For each line below that includes the word "name", make a copy.

Excerpts from a figure dataset:
• • • •

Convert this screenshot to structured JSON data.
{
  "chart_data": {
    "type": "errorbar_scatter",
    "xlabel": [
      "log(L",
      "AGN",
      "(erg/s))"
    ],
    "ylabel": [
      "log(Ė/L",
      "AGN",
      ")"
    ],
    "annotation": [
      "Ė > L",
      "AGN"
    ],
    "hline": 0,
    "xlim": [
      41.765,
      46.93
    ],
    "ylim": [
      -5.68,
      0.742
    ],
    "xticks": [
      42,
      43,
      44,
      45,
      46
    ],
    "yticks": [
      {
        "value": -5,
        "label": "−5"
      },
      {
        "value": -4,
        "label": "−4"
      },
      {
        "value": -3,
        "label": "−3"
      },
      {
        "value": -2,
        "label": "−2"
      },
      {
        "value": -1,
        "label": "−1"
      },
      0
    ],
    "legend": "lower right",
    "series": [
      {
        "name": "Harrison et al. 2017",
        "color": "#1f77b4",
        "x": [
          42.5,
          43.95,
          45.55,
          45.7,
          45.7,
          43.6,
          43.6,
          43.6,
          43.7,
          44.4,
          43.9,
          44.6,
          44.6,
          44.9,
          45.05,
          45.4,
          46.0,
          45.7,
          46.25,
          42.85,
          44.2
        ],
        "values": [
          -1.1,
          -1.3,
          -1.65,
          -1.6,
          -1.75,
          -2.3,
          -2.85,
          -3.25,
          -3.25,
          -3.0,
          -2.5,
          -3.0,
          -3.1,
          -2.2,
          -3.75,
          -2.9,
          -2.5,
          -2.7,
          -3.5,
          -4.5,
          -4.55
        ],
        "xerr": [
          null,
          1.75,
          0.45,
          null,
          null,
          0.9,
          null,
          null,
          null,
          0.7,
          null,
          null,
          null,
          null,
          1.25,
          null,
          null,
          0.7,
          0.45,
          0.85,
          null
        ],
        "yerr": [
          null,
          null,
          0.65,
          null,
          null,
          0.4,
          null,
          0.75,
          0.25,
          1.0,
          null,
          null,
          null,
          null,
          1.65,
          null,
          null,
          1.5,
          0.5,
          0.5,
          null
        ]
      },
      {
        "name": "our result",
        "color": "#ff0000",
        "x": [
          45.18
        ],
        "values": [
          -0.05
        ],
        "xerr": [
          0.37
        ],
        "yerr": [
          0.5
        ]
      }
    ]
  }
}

• • • •

= Output of the task =
        "name": "Harrison et al. 2017",
        "name": "our result",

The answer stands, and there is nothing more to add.